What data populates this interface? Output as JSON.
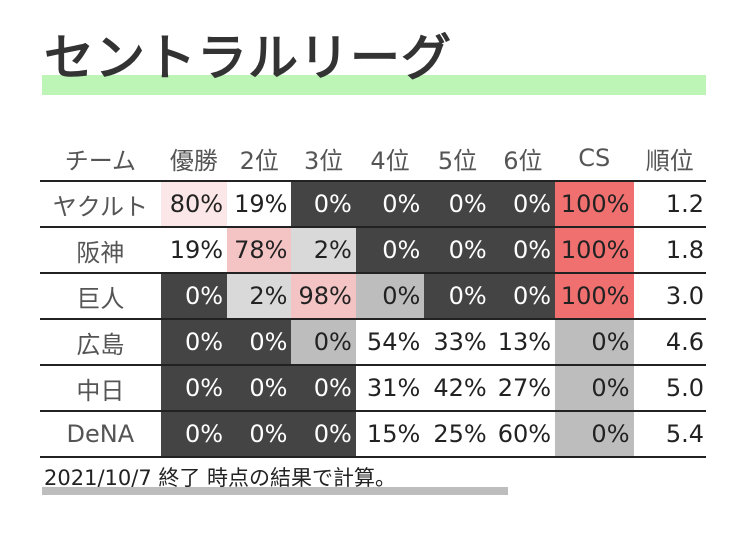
{
  "title": "セントラルリーグ",
  "footnote": "2021/10/7 終了 時点の結果で計算。",
  "colors": {
    "title_highlight": "#bdf5b6",
    "zero_dark": "#444444",
    "zero_gray": "#bdbdbd",
    "zero_light": "#d9d9d9",
    "cs_sure": "#f07070",
    "likely_pink": "#f4c4c4",
    "possible_pink": "#fbe7e7"
  },
  "chart_data": {
    "type": "table",
    "columns": [
      "チーム",
      "優勝",
      "2位",
      "3位",
      "4位",
      "5位",
      "6位",
      "CS",
      "順位"
    ],
    "rows": [
      {
        "team": "ヤクルト",
        "cells": [
          "80%",
          "19%",
          "0%",
          "0%",
          "0%",
          "0%",
          "100%"
        ],
        "rank": "1.2"
      },
      {
        "team": "阪神",
        "cells": [
          "19%",
          "78%",
          "2%",
          "0%",
          "0%",
          "0%",
          "100%"
        ],
        "rank": "1.8"
      },
      {
        "team": "巨人",
        "cells": [
          "0%",
          "2%",
          "98%",
          "0%",
          "0%",
          "0%",
          "100%"
        ],
        "rank": "3.0"
      },
      {
        "team": "広島",
        "cells": [
          "0%",
          "0%",
          "0%",
          "54%",
          "33%",
          "13%",
          "0%"
        ],
        "rank": "4.6"
      },
      {
        "team": "中日",
        "cells": [
          "0%",
          "0%",
          "0%",
          "31%",
          "42%",
          "27%",
          "0%"
        ],
        "rank": "5.0"
      },
      {
        "team": "DeNA",
        "cells": [
          "0%",
          "0%",
          "0%",
          "15%",
          "25%",
          "60%",
          "0%"
        ],
        "rank": "5.4"
      }
    ]
  }
}
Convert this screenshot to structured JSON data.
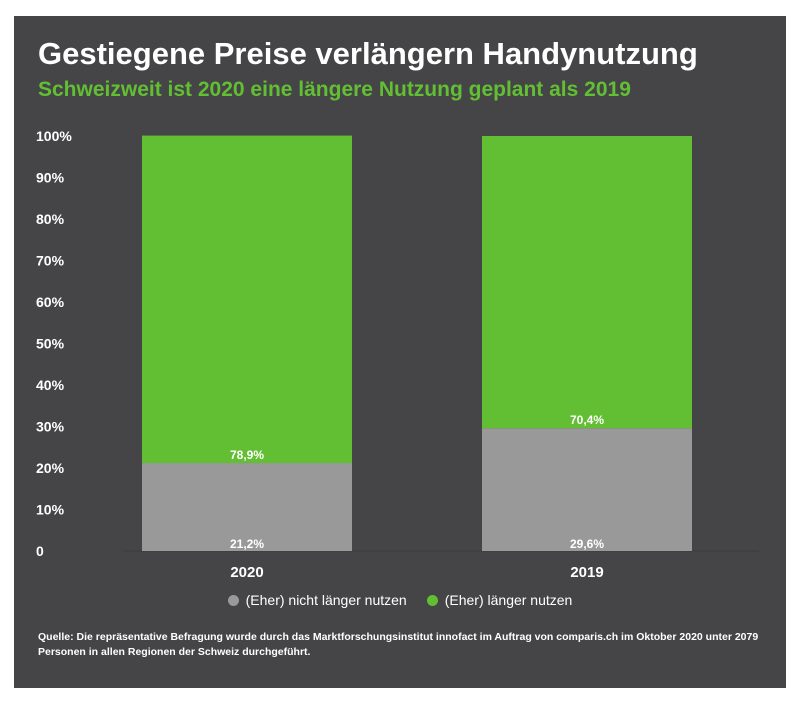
{
  "title": "Gestiegene Preise verlängern Handynutzung",
  "subtitle": "Schweizweit ist 2020 eine längere Nutzung geplant als 2019",
  "source": "Quelle: Die repräsentative Befragung wurde durch das Marktforschungsinstitut innofact im Auftrag von comparis.ch im Oktober 2020 unter 2079 Personen in allen Regionen der Schweiz durchgeführt.",
  "colors": {
    "background": "#454547",
    "green": "#62bf33",
    "grey": "#999999",
    "text": "#ffffff"
  },
  "chart_data": {
    "type": "bar",
    "stacked": true,
    "categories": [
      "2020",
      "2019"
    ],
    "series": [
      {
        "name": "(Eher) nicht länger nutzen",
        "values": [
          21.2,
          29.6
        ],
        "labels": [
          "21,2%",
          "29,6%"
        ],
        "color": "#999999"
      },
      {
        "name": "(Eher) länger nutzen",
        "values": [
          78.9,
          70.4
        ],
        "labels": [
          "78,9%",
          "70,4%"
        ],
        "color": "#62bf33"
      }
    ],
    "ylim": [
      0,
      100
    ],
    "yticks": [
      {
        "value": 0,
        "label": "0"
      },
      {
        "value": 10,
        "label": "10%"
      },
      {
        "value": 20,
        "label": "20%"
      },
      {
        "value": 30,
        "label": "30%"
      },
      {
        "value": 40,
        "label": "40%"
      },
      {
        "value": 50,
        "label": "50%"
      },
      {
        "value": 60,
        "label": "60%"
      },
      {
        "value": 70,
        "label": "70%"
      },
      {
        "value": 80,
        "label": "80%"
      },
      {
        "value": 90,
        "label": "90%"
      },
      {
        "value": 100,
        "label": "100%"
      }
    ],
    "grid": false,
    "legend_position": "bottom"
  }
}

EXERCISE DIRECTIONS:
Reproduce each line of the records exactly, and omit every picture.

SOLUTION TO THIS TASK:
What data populates this interface? Output as JSON.
{
  "title": "セントラルリーグ",
  "footnote": "2021/10/7 終了 時点の結果で計算。",
  "colors": {
    "title_highlight": "#bdf5b6",
    "zero_dark": "#444444",
    "zero_gray": "#bdbdbd",
    "zero_light": "#d9d9d9",
    "cs_sure": "#f07070",
    "likely_pink": "#f4c4c4",
    "possible_pink": "#fbe7e7"
  },
  "chart_data": {
    "type": "table",
    "columns": [
      "チーム",
      "優勝",
      "2位",
      "3位",
      "4位",
      "5位",
      "6位",
      "CS",
      "順位"
    ],
    "rows": [
      {
        "team": "ヤクルト",
        "cells": [
          "80%",
          "19%",
          "0%",
          "0%",
          "0%",
          "0%",
          "100%"
        ],
        "rank": "1.2"
      },
      {
        "team": "阪神",
        "cells": [
          "19%",
          "78%",
          "2%",
          "0%",
          "0%",
          "0%",
          "100%"
        ],
        "rank": "1.8"
      },
      {
        "team": "巨人",
        "cells": [
          "0%",
          "2%",
          "98%",
          "0%",
          "0%",
          "0%",
          "100%"
        ],
        "rank": "3.0"
      },
      {
        "team": "広島",
        "cells": [
          "0%",
          "0%",
          "0%",
          "54%",
          "33%",
          "13%",
          "0%"
        ],
        "rank": "4.6"
      },
      {
        "team": "中日",
        "cells": [
          "0%",
          "0%",
          "0%",
          "31%",
          "42%",
          "27%",
          "0%"
        ],
        "rank": "5.0"
      },
      {
        "team": "DeNA",
        "cells": [
          "0%",
          "0%",
          "0%",
          "15%",
          "25%",
          "60%",
          "0%"
        ],
        "rank": "5.4"
      }
    ]
  }
}
Convert this screenshot to structured JSON data.
{
  "title": "Gestiegene Preise verlängern Handynutzung",
  "subtitle": "Schweizweit ist 2020 eine längere Nutzung geplant als 2019",
  "source": "Quelle: Die repräsentative Befragung wurde durch das Marktforschungsinstitut innofact im Auftrag von comparis.ch im Oktober 2020 unter 2079 Personen in allen Regionen der Schweiz durchgeführt.",
  "colors": {
    "background": "#454547",
    "green": "#62bf33",
    "grey": "#999999",
    "text": "#ffffff"
  },
  "chart_data": {
    "type": "bar",
    "stacked": true,
    "categories": [
      "2020",
      "2019"
    ],
    "series": [
      {
        "name": "(Eher) nicht länger nutzen",
        "values": [
          21.2,
          29.6
        ],
        "labels": [
          "21,2%",
          "29,6%"
        ],
        "color": "#999999"
      },
      {
        "name": "(Eher) länger nutzen",
        "values": [
          78.9,
          70.4
        ],
        "labels": [
          "78,9%",
          "70,4%"
        ],
        "color": "#62bf33"
      }
    ],
    "ylim": [
      0,
      100
    ],
    "yticks": [
      {
        "value": 0,
        "label": "0"
      },
      {
        "value": 10,
        "label": "10%"
      },
      {
        "value": 20,
        "label": "20%"
      },
      {
        "value": 30,
        "label": "30%"
      },
      {
        "value": 40,
        "label": "40%"
      },
      {
        "value": 50,
        "label": "50%"
      },
      {
        "value": 60,
        "label": "60%"
      },
      {
        "value": 70,
        "label": "70%"
      },
      {
        "value": 80,
        "label": "80%"
      },
      {
        "value": 90,
        "label": "90%"
      },
      {
        "value": 100,
        "label": "100%"
      }
    ],
    "grid": false,
    "legend_position": "bottom"
  }
}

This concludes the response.